(READING TEXT)
■ ■ ■ ■
Math 225B: Differentiable Manifolds
Winter 2020
Lectures:
MWF 2pm - 2:50pm,
Location: MS 5138
Discussion: Th 2pm - 2:50pm, Location: MS 5138
Syllabus
This is the second quarter of a year-long
sequence in geometry and topology.
Instructor: Ko Honda
Office: MS 7919
Office Hours: Wed 11am-noon, 1-1:50pm
E-mail: honda at math dot ucla dot
edu
URL: http://www.math.ucla.edu/~honda
TA: Eilon Reisin-Tzur; office
hours TBA; ereisint at math
dot ucla dot edu
Topics
- Sard's theorem and transversality.
- Oriented intersection theory, degree,
Lefschetz fixed point theorem.
- Poincaré duality, Thom isomorphism,
Pontryagin-Thom theory
- Hodge theory, elliptic operators
Prerequisites
- Knowledge of basic manifold theory
(e.g., Math 225A)
Homework
There will be weekly problem sets; see
the class
schedule. Homework is due on Mondays,
although there may be some exceptional weeks. The
problem sets count for a large percentage of your total
grade (approximately 70%). You may work with
others or consult other textbooks, but the homework you
turn in must be written by
you, in your own words, and you must cite your
sources used and your collaborators!
■ ■ ■ ■
(Region and label listings)
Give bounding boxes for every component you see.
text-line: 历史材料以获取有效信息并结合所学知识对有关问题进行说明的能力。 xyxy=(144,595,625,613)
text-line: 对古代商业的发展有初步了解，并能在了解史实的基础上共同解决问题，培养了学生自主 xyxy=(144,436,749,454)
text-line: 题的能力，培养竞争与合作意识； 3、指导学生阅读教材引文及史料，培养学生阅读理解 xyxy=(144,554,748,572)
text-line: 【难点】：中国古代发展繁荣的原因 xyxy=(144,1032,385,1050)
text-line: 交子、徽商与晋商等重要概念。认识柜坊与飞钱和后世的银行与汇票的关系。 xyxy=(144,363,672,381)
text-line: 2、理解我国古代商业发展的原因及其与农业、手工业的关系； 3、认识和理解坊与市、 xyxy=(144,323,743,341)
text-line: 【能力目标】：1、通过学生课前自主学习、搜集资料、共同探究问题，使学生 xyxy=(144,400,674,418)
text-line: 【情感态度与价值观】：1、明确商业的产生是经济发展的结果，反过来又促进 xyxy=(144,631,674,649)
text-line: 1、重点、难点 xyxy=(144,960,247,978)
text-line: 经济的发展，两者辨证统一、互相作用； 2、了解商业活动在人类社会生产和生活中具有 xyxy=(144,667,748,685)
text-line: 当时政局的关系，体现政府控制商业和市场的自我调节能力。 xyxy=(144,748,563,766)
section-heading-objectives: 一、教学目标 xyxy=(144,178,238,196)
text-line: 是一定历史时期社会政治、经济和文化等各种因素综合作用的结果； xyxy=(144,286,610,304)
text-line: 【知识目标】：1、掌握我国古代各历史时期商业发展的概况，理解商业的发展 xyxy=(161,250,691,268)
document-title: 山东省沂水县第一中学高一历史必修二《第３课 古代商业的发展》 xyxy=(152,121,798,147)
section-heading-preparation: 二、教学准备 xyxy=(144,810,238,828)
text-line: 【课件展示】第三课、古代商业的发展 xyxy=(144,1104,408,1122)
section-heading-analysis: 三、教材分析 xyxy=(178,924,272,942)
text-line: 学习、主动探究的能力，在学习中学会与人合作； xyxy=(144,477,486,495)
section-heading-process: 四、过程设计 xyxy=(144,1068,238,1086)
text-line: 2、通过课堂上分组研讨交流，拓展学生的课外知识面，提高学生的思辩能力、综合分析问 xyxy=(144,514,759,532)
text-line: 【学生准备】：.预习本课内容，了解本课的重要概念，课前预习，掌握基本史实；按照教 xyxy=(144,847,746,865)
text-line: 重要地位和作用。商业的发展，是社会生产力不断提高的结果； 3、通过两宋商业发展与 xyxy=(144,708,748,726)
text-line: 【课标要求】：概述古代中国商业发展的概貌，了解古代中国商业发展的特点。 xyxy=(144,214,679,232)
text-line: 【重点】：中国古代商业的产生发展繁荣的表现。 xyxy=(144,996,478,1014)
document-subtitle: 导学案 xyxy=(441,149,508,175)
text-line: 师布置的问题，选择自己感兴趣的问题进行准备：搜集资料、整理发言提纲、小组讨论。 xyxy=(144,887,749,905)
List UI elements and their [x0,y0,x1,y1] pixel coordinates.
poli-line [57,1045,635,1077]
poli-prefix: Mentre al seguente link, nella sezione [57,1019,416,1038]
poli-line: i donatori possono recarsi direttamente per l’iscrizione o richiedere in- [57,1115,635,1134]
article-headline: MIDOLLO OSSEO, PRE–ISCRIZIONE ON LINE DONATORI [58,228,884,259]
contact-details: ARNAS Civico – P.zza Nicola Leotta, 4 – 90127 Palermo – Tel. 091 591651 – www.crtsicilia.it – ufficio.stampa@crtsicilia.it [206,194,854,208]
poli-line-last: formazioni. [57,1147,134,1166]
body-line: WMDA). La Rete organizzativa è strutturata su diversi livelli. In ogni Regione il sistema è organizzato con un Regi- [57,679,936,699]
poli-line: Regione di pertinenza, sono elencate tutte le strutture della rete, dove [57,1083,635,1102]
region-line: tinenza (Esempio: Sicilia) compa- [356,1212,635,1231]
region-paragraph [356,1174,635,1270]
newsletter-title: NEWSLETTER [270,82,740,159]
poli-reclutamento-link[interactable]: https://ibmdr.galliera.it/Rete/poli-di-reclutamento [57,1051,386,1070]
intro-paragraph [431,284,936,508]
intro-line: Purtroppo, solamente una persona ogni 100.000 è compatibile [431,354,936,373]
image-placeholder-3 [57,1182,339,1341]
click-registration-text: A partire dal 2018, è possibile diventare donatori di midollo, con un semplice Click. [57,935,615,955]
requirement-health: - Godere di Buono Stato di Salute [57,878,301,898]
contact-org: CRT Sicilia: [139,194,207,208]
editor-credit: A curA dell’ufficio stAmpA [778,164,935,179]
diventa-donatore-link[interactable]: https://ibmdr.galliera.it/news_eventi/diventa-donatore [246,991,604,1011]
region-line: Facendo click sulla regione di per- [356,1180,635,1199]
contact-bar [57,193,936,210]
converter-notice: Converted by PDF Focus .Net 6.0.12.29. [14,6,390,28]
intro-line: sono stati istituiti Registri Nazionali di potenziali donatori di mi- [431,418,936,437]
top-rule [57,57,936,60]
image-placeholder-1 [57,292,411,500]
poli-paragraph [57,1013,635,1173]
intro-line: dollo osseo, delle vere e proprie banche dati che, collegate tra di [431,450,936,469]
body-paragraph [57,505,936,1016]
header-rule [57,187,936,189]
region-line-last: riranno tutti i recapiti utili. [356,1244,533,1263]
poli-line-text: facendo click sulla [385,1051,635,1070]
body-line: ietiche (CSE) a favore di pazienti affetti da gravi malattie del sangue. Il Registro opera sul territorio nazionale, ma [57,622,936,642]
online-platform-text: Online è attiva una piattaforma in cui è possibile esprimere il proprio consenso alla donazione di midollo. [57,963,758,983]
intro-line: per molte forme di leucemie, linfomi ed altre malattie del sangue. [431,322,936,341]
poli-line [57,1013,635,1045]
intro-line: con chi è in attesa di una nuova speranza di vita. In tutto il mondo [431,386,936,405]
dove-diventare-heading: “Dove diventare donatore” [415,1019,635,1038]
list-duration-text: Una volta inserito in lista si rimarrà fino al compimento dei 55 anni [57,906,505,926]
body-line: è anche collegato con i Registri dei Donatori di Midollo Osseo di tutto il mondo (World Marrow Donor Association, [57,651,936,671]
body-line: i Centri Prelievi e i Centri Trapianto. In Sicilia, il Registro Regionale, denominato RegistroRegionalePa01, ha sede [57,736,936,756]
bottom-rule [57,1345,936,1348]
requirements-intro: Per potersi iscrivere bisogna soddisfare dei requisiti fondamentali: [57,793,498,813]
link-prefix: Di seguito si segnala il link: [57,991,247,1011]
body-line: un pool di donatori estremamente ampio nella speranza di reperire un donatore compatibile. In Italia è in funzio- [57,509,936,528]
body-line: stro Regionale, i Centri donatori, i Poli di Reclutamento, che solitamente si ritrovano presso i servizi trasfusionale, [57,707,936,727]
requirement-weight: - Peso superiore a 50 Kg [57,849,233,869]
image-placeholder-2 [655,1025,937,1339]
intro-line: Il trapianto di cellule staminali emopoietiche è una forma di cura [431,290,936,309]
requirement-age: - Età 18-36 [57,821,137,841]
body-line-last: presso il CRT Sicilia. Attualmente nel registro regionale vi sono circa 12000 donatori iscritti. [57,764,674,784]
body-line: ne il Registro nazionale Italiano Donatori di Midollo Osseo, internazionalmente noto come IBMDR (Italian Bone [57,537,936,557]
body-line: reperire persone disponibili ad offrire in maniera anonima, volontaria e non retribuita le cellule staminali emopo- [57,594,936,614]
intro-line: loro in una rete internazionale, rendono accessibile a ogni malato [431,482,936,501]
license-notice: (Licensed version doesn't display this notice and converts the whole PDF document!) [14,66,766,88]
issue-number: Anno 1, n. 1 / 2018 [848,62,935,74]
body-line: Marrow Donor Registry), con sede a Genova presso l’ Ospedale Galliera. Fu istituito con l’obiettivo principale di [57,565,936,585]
■ ■ ■ ■
(TASK INSTRUCTIONS)
1. According to the Math 225B course page, roughly what share of the total grade do the problem sets count for?
2. Carry on the Math 225B course page from the point where it stops.

(EXPECTED RESPONSES)
1. Approximately 70%.

2.
Final
examination
There will be a
take-home final. This will be approximately 30% of
your final grade.
References
For the differential topology portion of the course:
- Guillemin & Pollack, Differential
Topology,
- Milnor, Topology from the
Differentiable Viewpoint.
For Poincaré duality and the Thom
isomorphism:
- Bott & Tu, Differential Forms
in Algebraic Topology.
For the Hodge theory portion of the course:
- Differential
Geometry Course Notes, second semester,
- Warner, Foundations of Differentiable Manifolds and
Lie Groups.
WARNING: The course syllabus provides a general
plan for the course; deviations may become
necessary.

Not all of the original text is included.